_Tasks for this exercise_.
(a) Echo the passage of the Wildwood visit post from "In Alexis Lessans" up to and including "meaningful, engaged learning.".
(b) In the Wildwood visit post, turn the paragraph beginning "This week I had the opportunity" into a short bulleted list that keeps its main facts.
(c) Name every Wildwood teacher mentioned in the post about the Wildwood visit.

_Document_.
Wildwood Takeaways: Through a Visitor’s Eyes

Visitor BadgeEvery year I get dozens of requests from educators from far and wide, wanting to come see Wildwood’s teachers and students in action.  As Wildwood’s Director of Outreach, Teaching, and Learning, it’s part of my job to help them find the inspiration they are looking for at Wildwood, and bring home a few things to think about.

This week I had the opportunity to play host to Angela Fasick, the Director of Studies at Laurel School, a 117-year-old independent day school for girls in Shaker Heights, Ohio.  She wanted to tour Wildwood’s middle/upper campus to see what was going on at a school nationally considered to be a leading innovator, with particular interest in our science and humanities programs. Pat Bassett, the outgoing President of the National Association of Independent Schools (NAIS) had included Wildwood on a short list of innovative West Coast schools when Angela’s boss, Anne Klotz, the Head of School at Laurel, asked for suggestions.

Angela Fasick reflect on the takeaways from her visit to the middle school

Angela Fasick reflects on the takeaways from her visit to the middle school

We spent the afternoon in middle school science and team-taught humanities classes.  Before Angela left, I asked her for some feedback: What were her impressions, and, what was most impressive about what she saw?  Her takeaways: She found Wildwood students genuinely engaged in a wide variety of work, and their teachers fine-tuning their instruction to meet students’ varying needs.


Teacher Becca Hedgepath leads a discussion with her humanities students

Teacher Becca Hedgepath leads a discussion with her humanities students

In Alexis Lessans and Becca Hedgepath’s Division One (6th grade) humanities, Angela and I find students are deep into The Goldsmith’s Daughter, by Tanya Landman. This young adult novel is set in Mexico during the Spanish conquest of the Aztecs.  Angela comments on the sharpness of the students’ skills: she notices the post-it notes that students have used to annotate their reading, as well as the animated discussions that the book elicits. These are all signs of meaningful, engaged learning.

Later in the visit, in a Division Two (7th & 8th grade) humanities classroom we see students demonstrating their knowledge of Taoism through written answers, images, or even physical movements. It’s part of an elaborate simulation, designed to have students play up strengths as they learn about the ancient Chinese belief system. The teaching team in action—Sara Kaviar and Megen O’Keefe, know how to set up their classes flexibily and encourage students to make thoughtful choices about how to show what they know. Angela notes how team teaching at Wildwood promotes these opportunities.

Teacher Katie Boye goes over the rules of a game on natural selection

Teacher Katie Boye goes over the rules of a game on natural selection

Angela’s interest in Wildwood’s science classes is steeped in her school’s interdisciplinary approach to the sciences. She finds Katie Boye’s 6th grade and Deborah Orlik’s 7th grade sciences classes provide strong examples to take back to Ohio.

Saved data entries:
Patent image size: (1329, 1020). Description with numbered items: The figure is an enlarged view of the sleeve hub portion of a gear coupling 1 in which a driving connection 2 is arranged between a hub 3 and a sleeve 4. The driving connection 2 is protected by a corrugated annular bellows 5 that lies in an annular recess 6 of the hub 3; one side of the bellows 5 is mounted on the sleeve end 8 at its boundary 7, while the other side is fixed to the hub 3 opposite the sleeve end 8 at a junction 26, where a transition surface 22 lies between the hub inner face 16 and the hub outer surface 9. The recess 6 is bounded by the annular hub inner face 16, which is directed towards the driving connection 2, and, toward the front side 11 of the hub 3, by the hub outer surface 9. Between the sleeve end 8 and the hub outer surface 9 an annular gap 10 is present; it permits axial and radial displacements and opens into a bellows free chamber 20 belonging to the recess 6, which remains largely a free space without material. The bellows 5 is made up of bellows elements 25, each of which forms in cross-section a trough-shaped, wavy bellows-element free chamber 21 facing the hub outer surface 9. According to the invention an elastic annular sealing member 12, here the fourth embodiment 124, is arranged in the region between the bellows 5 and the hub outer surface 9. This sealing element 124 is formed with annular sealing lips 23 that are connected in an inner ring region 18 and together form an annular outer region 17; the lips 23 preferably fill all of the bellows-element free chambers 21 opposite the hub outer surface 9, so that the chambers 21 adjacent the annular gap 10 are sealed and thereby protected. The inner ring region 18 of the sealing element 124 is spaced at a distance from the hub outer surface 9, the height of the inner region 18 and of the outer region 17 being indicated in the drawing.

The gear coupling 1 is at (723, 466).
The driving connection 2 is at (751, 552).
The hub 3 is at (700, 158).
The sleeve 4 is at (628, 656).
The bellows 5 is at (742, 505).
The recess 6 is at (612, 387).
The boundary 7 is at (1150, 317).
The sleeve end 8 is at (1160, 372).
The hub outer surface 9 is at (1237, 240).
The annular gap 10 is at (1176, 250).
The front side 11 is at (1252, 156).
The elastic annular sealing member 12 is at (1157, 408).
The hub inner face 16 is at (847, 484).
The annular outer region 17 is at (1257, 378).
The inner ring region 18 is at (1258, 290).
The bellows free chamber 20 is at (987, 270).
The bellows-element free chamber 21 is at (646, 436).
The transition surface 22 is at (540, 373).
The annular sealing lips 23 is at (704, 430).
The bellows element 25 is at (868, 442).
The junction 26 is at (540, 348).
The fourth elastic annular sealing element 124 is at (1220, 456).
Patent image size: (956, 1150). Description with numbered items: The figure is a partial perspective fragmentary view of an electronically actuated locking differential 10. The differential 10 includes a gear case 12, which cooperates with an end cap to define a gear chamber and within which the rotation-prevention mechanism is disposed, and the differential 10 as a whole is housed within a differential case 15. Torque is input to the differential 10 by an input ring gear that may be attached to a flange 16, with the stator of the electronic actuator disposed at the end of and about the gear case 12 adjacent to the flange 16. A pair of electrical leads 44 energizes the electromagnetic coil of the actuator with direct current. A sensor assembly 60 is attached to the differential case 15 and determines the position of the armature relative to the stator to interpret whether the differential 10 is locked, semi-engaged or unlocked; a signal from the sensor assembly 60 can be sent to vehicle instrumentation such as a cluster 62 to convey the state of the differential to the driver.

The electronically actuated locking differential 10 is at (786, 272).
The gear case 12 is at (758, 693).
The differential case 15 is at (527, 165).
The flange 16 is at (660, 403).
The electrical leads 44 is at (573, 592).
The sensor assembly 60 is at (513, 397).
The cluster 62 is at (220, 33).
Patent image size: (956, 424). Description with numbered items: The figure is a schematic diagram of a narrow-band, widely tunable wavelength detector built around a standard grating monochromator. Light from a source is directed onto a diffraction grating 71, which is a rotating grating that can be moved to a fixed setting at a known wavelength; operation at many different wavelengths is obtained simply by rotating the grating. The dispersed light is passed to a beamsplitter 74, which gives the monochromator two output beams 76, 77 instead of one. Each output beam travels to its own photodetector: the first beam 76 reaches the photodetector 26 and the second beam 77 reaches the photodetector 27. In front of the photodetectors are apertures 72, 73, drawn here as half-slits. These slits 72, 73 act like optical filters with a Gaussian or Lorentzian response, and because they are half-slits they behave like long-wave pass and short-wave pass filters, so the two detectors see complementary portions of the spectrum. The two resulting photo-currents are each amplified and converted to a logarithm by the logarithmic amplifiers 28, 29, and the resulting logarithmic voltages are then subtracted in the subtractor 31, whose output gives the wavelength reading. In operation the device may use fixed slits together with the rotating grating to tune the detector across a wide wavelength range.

_Answers to the exercises_.
(a)
In Alexis Lessans and Becca Hedgepath’s Division One (6th grade) humanities, Angela and I find students are deep into The Goldsmith’s Daughter, by Tanya Landman. This young adult novel is set in Mexico during the Spanish conquest of the Aztecs.  Angela comments on the sharpness of the students’ skills: she notices the post-it notes that students have used to annotate their reading, as well as the animated discussions that the book elicits. These are all signs of meaningful, engaged learning.

(b)
- The writer hosted Angela Fasick, Director of Studies at Laurel School, a 117-year-old independent day school for girls in Shaker Heights, Ohio.
- She wanted to tour Wildwood's middle/upper campus, a school nationally considered a leading innovator, with particular interest in its science and humanities programs.
- Pat Bassett, the outgoing President of NAIS, had put Wildwood on a short list of innovative West Coast schools when Laurel's Head of School, Anne Klotz, asked for suggestions.

(c)
- Alexis Lessans
- Becca Hedgepath
- Sara Kaviar
- Megen O'Keefe
- Katie Boye
- Deborah Orlik